▸ EXERCISE INSTRUCTIONS: Can you copy out every one of the rows below word for word, leaving nothing out?

▸ RECORDS TO USE:
===
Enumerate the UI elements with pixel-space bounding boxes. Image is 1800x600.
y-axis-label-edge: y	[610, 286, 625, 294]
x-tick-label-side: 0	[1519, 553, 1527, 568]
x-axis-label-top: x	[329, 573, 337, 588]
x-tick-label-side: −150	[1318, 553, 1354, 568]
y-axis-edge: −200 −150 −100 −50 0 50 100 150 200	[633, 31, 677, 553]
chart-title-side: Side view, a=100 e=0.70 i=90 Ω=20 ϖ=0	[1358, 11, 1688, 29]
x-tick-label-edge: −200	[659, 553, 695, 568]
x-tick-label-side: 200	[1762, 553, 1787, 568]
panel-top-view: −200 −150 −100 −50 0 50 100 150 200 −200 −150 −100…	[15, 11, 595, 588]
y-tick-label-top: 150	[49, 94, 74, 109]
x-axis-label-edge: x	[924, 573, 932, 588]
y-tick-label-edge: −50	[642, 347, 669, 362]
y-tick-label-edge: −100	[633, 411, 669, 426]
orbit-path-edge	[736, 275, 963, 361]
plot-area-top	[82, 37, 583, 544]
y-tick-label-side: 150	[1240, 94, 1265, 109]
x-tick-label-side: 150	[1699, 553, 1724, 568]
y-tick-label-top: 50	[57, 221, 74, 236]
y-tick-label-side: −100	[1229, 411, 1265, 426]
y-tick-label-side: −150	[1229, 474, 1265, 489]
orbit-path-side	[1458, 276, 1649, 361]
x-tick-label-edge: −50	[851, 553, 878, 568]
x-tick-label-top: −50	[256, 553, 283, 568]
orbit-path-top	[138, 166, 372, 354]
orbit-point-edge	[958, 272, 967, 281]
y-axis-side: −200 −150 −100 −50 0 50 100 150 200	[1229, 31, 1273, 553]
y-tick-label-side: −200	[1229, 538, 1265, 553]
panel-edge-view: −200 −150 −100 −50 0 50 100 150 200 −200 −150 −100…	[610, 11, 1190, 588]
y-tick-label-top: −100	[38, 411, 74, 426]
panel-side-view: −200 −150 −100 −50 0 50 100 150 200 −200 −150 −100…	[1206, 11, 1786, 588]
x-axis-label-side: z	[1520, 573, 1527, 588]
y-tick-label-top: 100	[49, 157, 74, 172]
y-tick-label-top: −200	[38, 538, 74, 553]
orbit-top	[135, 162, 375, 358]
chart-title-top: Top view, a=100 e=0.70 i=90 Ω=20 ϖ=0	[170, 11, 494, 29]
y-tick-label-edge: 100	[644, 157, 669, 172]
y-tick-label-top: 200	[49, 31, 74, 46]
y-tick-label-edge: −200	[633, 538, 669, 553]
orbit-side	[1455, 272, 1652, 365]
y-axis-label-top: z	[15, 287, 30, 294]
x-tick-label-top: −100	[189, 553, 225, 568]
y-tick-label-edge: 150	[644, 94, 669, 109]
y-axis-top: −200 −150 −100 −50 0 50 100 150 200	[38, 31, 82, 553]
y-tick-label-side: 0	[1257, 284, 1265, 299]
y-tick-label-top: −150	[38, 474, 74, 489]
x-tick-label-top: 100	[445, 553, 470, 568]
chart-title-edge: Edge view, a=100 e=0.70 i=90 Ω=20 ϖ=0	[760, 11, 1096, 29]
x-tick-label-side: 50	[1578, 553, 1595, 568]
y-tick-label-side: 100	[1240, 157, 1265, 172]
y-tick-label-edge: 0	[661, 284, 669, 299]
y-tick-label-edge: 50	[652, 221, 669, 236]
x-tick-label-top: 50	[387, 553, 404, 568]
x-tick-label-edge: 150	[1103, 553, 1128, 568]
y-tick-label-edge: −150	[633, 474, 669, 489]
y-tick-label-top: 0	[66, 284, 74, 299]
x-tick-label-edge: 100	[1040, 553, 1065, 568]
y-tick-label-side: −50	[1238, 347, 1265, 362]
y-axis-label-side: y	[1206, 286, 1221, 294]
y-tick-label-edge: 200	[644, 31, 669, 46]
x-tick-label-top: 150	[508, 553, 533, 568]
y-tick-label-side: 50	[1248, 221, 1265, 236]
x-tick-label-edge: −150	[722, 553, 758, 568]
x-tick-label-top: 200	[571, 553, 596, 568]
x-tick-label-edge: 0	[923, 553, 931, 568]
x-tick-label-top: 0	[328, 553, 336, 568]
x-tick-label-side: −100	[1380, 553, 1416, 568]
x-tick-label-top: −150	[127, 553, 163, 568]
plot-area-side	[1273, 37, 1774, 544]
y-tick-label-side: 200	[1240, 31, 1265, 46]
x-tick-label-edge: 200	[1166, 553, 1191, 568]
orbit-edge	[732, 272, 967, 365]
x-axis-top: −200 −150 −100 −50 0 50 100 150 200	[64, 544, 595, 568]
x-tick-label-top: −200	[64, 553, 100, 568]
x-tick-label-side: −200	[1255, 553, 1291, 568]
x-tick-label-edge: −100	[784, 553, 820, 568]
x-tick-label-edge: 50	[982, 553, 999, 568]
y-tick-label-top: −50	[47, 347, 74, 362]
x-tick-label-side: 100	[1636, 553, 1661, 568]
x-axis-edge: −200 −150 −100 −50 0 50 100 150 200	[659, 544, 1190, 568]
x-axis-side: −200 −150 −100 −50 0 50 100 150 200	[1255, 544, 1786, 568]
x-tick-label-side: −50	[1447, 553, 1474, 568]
===
▸ EXERCISE ANSWER:
Enumerate the UI elements with pixel-space bounding boxes. Image is 1800x600.
y-axis-label-edge: y	[610, 286, 625, 294]
x-tick-label-side: 0	[1519, 553, 1527, 568]
x-axis-label-top: x	[329, 573, 337, 588]
x-tick-label-side: −150	[1318, 553, 1354, 568]
y-axis-edge: −200 −150 −100 −50 0 50 100 150 200	[633, 31, 677, 553]
chart-title-side: Side view, a=100 e=0.70 i=90 Ω=20 ϖ=0	[1358, 11, 1688, 29]
x-tick-label-edge: −200	[659, 553, 695, 568]
x-tick-label-side: 200	[1762, 553, 1787, 568]
panel-top-view: −200 −150 −100 −50 0 50 100 150 200 −200 −150 −100…	[15, 11, 595, 588]
y-tick-label-top: 150	[49, 94, 74, 109]
x-axis-label-edge: x	[924, 573, 932, 588]
y-tick-label-edge: −50	[642, 347, 669, 362]
y-tick-label-edge: −100	[633, 411, 669, 426]
orbit-path-edge	[736, 275, 963, 361]
plot-area-top	[82, 37, 583, 544]
y-tick-label-side: 150	[1240, 94, 1265, 109]
x-tick-label-side: 150	[1699, 553, 1724, 568]
y-tick-label-top: 50	[57, 221, 74, 236]
y-tick-label-side: −100	[1229, 411, 1265, 426]
y-tick-label-side: −150	[1229, 474, 1265, 489]
orbit-path-side	[1458, 276, 1649, 361]
x-tick-label-edge: −50	[851, 553, 878, 568]
x-tick-label-top: −50	[256, 553, 283, 568]
orbit-path-top	[138, 166, 372, 354]
orbit-point-edge	[958, 272, 967, 281]
y-axis-side: −200 −150 −100 −50 0 50 100 150 200	[1229, 31, 1273, 553]
y-tick-label-side: −200	[1229, 538, 1265, 553]
panel-edge-view: −200 −150 −100 −50 0 50 100 150 200 −200 −150 −100…	[610, 11, 1190, 588]
y-tick-label-top: −100	[38, 411, 74, 426]
panel-side-view: −200 −150 −100 −50 0 50 100 150 200 −200 −150 −100…	[1206, 11, 1786, 588]
x-axis-label-side: z	[1520, 573, 1527, 588]
y-tick-label-top: 100	[49, 157, 74, 172]
y-tick-label-top: −200	[38, 538, 74, 553]
orbit-top	[135, 162, 375, 358]
chart-title-top: Top view, a=100 e=0.70 i=90 Ω=20 ϖ=0	[170, 11, 494, 29]
y-tick-label-edge: 100	[644, 157, 669, 172]
y-tick-label-top: 200	[49, 31, 74, 46]
y-tick-label-edge: −200	[633, 538, 669, 553]
orbit-side	[1455, 272, 1652, 365]
y-axis-label-top: z	[15, 287, 30, 294]
x-tick-label-top: −100	[189, 553, 225, 568]
y-tick-label-edge: 150	[644, 94, 669, 109]
y-axis-top: −200 −150 −100 −50 0 50 100 150 200	[38, 31, 82, 553]
y-tick-label-side: 0	[1257, 284, 1265, 299]
y-tick-label-top: −150	[38, 474, 74, 489]
x-tick-label-top: 100	[445, 553, 470, 568]
chart-title-edge: Edge view, a=100 e=0.70 i=90 Ω=20 ϖ=0	[760, 11, 1096, 29]
x-tick-label-side: 50	[1578, 553, 1595, 568]
y-tick-label-side: 100	[1240, 157, 1265, 172]
y-tick-label-edge: 0	[661, 284, 669, 299]
y-tick-label-edge: 50	[652, 221, 669, 236]
x-tick-label-top: 50	[387, 553, 404, 568]
x-tick-label-edge: 150	[1103, 553, 1128, 568]
y-tick-label-edge: −150	[633, 474, 669, 489]
y-tick-label-top: 0	[66, 284, 74, 299]
x-tick-label-edge: 100	[1040, 553, 1065, 568]
y-tick-label-side: −50	[1238, 347, 1265, 362]
y-axis-label-side: y	[1206, 286, 1221, 294]
y-tick-label-edge: 200	[644, 31, 669, 46]
x-tick-label-top: 150	[508, 553, 533, 568]
y-tick-label-side: 50	[1248, 221, 1265, 236]
x-tick-label-edge: −150	[722, 553, 758, 568]
x-tick-label-top: 200	[571, 553, 596, 568]
x-tick-label-edge: 0	[923, 553, 931, 568]
x-tick-label-top: 0	[328, 553, 336, 568]
x-tick-label-side: −100	[1380, 553, 1416, 568]
x-tick-label-top: −150	[127, 553, 163, 568]
plot-area-side	[1273, 37, 1774, 544]
y-tick-label-side: 200	[1240, 31, 1265, 46]
x-tick-label-edge: 200	[1166, 553, 1191, 568]
orbit-edge	[732, 272, 967, 365]
x-axis-top: −200 −150 −100 −50 0 50 100 150 200	[64, 544, 595, 568]
x-tick-label-top: −200	[64, 553, 100, 568]
x-tick-label-side: −200	[1255, 553, 1291, 568]
x-tick-label-edge: −100	[784, 553, 820, 568]
x-tick-label-edge: 50	[982, 553, 999, 568]
y-tick-label-top: −50	[47, 347, 74, 362]
x-tick-label-side: 100	[1636, 553, 1661, 568]
x-axis-edge: −200 −150 −100 −50 0 50 100 150 200	[659, 544, 1190, 568]
x-axis-side: −200 −150 −100 −50 0 50 100 150 200	[1255, 544, 1786, 568]
x-tick-label-side: −50	[1447, 553, 1474, 568]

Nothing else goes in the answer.